## [Goal]
Copy all lines holding the word "zrealizowanych" from the entries.

## [Material for the task]
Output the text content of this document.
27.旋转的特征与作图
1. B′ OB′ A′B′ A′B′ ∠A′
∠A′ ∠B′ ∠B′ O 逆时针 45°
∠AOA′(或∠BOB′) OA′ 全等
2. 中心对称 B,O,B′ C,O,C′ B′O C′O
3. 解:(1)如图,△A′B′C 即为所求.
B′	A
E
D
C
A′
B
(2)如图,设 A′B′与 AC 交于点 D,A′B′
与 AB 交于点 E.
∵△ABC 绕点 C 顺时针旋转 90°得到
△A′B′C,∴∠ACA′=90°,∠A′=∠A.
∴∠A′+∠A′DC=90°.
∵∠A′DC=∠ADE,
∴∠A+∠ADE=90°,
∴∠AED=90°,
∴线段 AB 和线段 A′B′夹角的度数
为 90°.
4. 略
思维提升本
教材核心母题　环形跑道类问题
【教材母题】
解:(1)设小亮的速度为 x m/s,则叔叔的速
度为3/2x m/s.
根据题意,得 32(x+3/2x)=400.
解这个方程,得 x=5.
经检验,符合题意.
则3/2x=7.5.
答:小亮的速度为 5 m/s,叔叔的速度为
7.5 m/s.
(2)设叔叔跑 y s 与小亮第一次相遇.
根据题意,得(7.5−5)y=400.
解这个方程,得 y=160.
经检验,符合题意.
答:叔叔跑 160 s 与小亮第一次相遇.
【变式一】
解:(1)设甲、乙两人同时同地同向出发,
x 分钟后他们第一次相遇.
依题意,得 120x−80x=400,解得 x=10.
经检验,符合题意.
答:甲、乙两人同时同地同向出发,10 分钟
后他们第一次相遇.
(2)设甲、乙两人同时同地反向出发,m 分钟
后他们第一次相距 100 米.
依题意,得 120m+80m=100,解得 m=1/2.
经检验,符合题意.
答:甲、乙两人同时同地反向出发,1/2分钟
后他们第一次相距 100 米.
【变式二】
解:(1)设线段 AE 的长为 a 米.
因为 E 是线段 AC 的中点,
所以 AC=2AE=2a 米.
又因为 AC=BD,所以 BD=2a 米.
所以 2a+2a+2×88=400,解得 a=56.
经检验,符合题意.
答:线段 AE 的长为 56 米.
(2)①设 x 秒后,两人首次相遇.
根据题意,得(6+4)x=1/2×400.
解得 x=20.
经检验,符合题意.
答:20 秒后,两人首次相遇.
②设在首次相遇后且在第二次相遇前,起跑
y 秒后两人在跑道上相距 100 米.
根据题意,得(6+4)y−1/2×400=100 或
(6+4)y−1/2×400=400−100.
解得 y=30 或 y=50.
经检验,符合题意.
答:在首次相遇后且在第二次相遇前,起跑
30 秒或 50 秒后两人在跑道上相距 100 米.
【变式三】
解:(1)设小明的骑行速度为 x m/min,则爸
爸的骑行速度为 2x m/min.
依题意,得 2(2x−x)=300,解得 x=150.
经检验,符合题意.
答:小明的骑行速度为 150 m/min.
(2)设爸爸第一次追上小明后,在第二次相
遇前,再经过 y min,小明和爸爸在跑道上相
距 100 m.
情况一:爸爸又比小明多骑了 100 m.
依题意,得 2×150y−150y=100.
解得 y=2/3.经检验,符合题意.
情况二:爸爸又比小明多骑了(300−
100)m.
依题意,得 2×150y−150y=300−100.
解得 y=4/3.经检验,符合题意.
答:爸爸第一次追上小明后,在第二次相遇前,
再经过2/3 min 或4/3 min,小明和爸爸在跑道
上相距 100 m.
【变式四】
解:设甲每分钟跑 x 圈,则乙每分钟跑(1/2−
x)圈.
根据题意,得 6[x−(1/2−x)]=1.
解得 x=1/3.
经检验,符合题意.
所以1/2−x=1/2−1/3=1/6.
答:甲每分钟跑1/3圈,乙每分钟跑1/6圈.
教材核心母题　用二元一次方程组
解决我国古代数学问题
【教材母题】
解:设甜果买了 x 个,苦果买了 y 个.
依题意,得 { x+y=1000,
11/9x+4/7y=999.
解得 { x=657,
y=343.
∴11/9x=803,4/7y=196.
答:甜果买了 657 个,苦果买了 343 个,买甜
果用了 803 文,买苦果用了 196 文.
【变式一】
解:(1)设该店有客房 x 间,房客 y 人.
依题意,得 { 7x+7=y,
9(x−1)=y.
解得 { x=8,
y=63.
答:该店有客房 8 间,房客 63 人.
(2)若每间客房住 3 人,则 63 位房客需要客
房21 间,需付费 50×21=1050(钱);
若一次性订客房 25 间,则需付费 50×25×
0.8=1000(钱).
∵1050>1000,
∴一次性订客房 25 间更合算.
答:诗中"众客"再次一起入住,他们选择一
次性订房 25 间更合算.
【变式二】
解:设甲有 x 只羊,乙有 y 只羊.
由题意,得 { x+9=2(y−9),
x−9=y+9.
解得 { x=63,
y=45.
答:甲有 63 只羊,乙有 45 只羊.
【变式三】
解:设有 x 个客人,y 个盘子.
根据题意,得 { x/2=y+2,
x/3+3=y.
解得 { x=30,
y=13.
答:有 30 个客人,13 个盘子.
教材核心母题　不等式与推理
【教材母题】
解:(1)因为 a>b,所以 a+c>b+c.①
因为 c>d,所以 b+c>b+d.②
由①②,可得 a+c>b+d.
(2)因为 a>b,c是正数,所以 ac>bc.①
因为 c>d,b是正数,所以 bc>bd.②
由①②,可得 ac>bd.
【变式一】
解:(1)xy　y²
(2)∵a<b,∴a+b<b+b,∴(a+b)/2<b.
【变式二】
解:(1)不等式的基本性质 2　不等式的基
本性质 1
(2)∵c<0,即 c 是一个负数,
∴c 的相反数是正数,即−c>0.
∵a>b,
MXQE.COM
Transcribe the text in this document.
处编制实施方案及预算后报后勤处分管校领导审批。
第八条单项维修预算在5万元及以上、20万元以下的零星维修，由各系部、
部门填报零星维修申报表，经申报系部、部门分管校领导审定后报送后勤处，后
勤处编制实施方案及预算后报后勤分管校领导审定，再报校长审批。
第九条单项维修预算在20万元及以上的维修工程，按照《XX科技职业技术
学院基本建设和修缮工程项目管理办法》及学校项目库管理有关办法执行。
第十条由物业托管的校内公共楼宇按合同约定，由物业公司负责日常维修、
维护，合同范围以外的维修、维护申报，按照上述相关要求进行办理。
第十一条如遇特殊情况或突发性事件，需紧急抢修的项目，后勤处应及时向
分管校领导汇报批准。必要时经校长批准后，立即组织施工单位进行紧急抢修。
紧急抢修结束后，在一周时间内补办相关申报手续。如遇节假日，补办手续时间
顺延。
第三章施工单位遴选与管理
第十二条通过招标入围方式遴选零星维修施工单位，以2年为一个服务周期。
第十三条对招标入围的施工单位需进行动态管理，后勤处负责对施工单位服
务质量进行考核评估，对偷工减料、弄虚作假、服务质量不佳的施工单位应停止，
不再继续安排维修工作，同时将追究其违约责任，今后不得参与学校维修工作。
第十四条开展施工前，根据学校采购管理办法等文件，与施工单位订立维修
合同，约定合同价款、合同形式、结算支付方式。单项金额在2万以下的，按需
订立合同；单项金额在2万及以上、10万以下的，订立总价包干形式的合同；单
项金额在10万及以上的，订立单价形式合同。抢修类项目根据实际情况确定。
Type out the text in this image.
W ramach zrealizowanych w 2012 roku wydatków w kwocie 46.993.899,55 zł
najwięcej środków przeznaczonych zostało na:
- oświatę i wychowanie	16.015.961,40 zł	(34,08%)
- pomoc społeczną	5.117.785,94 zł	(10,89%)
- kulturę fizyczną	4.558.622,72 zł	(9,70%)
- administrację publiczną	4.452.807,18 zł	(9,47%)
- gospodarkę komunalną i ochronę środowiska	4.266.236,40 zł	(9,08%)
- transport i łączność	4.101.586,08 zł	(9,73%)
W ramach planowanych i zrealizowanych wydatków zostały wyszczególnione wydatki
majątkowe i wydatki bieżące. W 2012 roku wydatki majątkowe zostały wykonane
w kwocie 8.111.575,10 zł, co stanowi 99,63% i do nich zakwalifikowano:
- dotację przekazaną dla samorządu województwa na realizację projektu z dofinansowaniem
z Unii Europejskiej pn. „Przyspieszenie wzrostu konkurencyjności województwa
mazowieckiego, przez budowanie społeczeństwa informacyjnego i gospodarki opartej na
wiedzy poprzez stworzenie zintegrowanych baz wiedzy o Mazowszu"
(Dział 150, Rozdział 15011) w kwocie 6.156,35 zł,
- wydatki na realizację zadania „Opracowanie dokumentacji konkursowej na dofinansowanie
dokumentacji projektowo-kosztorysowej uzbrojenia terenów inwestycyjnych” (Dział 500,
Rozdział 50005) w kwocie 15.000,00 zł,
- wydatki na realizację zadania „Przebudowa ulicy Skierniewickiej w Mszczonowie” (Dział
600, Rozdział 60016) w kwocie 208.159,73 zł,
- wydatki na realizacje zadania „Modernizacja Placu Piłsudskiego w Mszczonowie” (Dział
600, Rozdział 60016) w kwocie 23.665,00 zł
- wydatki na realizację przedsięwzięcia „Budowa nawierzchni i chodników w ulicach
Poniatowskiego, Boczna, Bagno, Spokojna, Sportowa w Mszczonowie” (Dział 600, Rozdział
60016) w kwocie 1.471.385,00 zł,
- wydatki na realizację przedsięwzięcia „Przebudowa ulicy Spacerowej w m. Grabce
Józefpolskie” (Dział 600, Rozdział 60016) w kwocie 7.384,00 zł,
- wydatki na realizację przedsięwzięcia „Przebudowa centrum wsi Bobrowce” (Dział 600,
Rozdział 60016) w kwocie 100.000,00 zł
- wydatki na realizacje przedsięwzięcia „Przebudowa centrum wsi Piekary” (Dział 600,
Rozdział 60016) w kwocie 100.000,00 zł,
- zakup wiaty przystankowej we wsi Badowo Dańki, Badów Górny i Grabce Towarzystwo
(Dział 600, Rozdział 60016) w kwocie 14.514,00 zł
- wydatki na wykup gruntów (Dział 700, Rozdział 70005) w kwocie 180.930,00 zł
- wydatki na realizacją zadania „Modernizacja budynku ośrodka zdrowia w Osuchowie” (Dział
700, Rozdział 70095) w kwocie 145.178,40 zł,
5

## [Output for this exercise]
W ramach zrealizowanych w 2012 roku wydatków w kwocie 46.993.899,55 zł
W ramach planowanych i zrealizowanych wydatków zostały wyszczególnione wydatki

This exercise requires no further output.